======== SOURCE TEXT ========

Don't try to replace Obsidian or Notion with this system. The wiki lives alongside raw notes: you write in free form, the LLM maintains a structured layer on top — without breaking the habits you already have.
3
Three levels — index, topics, notes
A wiki needs three levels, no more. An index file — a table of contents listing all topics with one line each; this is the only part you maintain by hand. Topic files — one per area of interest (context-engineering.md, agents.md, rag.md), maintained by the LLM. Notes — raw fragments, quotes, clippings, whatever you dumped in.
Unlike RAG, notes aren't vectorized or searched at query time. The LLM only touches them when updating the relevant topic file. All reading happens against topics and the index.
Important: structure follows your thinking style. Think in projects? Topics = projects. Think in concepts? Topics = concepts. There's no right answer, only a consistent one.
index.md
table of contents — you maintain this
topics/*.md
topic pages — LLM maintains these
notes/YYYY-MM-DD-*.md
raw notes — archive, not working layer
Maintain the index file by hand. It's the only part of the system the LLM doesn't touch — it's your map. If the LLM starts reshaping it, you'll lose your entry point and stop distinguishing topics in your head.
4
The core command: 'I added a note, update the wiki'
The whole system hangs on one command: 'I added note X, update the related pages'. The LLM reads the note, finds relevant topic files, decides how to weave it in — new section, extension of an existing one, footnote — and updates the right pages. In parallel, it checks whether the new thought contradicts anything already written.
That contradiction-checking is exactly what makes the wiki valuable. When the LLM flags 'previously you wrote RAG is for dynamic context, now you're saying wiki is better — how do these fit together?', you become more careful yourself. It's not a bug, it's a feature: notes stop piling up like loose paper and continuously integrate into living understanding.
New note
LLM reads
Finds topics
Updates pages
Spots contradictions
Wiki grew smarter
команда: "я добавил notes/2026-04-10-context.md, обнови вики"
LLM:
1. читает новую заметку
2. находит темы: context-engineering.md, rag.md
3. обновляет обе страницы: новая секция или расширение
4. добавляет cross-links между темами
5. отмечает противоречия, если есть
6. обновляет index.md, если появилась новая темаDon't let the LLM auto-rewrite the notes themselves — only the topic files. Notes should stay as you jotted them, otherwise you lose original context and can't verify whether the LLM understood them correctly.

========

* **PROBLEMS AND TASKS**
A) Translate this sentence from the text on the LLM-maintained wiki into French: "Maintain the index file by hand."
B) Please write a continuation of the text on the LLM-maintained wiki, starting right after its final sentence.
The rows that come next are separate material, unrelated to the text on the LLM-maintained wiki.

======== DATA EXTRACT ========

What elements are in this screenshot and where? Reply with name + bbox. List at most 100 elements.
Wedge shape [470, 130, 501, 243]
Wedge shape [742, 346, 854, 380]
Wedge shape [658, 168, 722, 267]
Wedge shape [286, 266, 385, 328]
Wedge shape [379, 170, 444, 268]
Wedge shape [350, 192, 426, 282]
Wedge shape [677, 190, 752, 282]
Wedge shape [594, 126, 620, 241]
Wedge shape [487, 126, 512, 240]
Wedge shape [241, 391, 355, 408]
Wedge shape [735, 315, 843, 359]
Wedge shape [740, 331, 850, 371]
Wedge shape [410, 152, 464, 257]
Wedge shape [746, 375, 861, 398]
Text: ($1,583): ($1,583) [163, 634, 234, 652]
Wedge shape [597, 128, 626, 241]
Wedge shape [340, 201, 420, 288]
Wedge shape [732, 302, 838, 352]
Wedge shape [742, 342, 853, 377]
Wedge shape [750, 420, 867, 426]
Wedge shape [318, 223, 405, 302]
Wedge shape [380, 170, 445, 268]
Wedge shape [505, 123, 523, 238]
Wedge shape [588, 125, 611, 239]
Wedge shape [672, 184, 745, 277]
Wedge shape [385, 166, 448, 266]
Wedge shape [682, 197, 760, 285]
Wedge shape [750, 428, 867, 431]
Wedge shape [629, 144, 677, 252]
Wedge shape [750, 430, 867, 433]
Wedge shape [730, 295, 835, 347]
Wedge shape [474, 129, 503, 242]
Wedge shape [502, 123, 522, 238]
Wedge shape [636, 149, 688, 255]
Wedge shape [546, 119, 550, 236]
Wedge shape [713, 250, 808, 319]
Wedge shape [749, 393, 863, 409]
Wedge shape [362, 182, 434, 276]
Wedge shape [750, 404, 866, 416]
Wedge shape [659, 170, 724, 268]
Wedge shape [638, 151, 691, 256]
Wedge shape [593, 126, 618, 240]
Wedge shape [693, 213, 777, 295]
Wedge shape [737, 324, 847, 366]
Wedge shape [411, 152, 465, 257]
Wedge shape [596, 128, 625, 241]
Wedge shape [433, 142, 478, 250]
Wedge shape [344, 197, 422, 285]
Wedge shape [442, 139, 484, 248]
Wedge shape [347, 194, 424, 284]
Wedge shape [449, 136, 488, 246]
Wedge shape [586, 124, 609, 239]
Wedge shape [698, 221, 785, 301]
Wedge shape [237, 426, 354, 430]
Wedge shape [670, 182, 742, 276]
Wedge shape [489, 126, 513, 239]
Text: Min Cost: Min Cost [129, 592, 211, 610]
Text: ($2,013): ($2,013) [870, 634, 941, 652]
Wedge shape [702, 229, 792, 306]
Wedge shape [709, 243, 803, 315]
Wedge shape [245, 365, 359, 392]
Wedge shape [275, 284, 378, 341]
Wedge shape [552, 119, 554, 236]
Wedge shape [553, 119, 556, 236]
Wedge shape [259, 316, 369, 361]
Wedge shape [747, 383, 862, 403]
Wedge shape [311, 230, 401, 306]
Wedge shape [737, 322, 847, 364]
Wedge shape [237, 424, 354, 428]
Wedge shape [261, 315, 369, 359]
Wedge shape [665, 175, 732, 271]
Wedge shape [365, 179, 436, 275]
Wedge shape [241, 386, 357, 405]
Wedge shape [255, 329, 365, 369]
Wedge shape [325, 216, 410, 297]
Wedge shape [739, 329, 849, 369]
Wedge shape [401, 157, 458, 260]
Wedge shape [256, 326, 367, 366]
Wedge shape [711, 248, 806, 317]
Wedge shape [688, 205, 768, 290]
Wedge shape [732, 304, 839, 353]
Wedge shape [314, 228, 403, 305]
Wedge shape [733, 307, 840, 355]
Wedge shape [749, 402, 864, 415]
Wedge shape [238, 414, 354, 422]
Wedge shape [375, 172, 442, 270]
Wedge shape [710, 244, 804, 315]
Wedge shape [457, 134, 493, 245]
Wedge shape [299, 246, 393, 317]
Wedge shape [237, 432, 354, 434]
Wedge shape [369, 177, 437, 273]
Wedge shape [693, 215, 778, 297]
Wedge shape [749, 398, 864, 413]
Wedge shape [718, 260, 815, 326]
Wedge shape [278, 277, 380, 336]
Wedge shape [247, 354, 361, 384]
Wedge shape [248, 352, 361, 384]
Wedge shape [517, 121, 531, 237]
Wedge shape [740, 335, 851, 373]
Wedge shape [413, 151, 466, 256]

========

* **EXPECTED RESULTS**
A) Tenez le fichier d'index à jour à la main.

B)
5
When the wiki loses — and you need RAG instead
A wiki isn't universal. Three situations where it loses to classic RAG — worth spotting upfront.
First: too much data that changes often. A million documents with daily updates — the wiki can't keep structure fresh, the LLM burns context on iterations. Second: unpredictable questions that jump to arbitrary angles. Topic pages are useless when the task is 'find any mention of X across fifty articles'. Third: auditability — you need exact quotes with links, and a wiki synthesizes rather than cites.
A personal knowledge base almost never falls into these categories: data is small, topics are stable, sources aren't critical. But verify the flags before migrating the whole system.
Wiki or RAG — which fits?
Stable topics, growing personal understanding
Small scale (hundreds of notes, not millions)
You keep coming back to the same questions
Million documents with daily inflow
You need exact quotes with source links
Questions are arbitrary and don't cluster by topic
Hybrid works best: wiki for what you want to understand, RAG for what you just need to find. In Obsidian the two combine naturally — topic files on top, a note-search plugin as a second layer.
Result
A living personal wiki the LLM maintains with you: three levels (index + topics + raw notes), updates via a single command, contradictions caught on every addition. A place where knowledge stops accumulating as dust and starts compiling into a book you can actually re-read.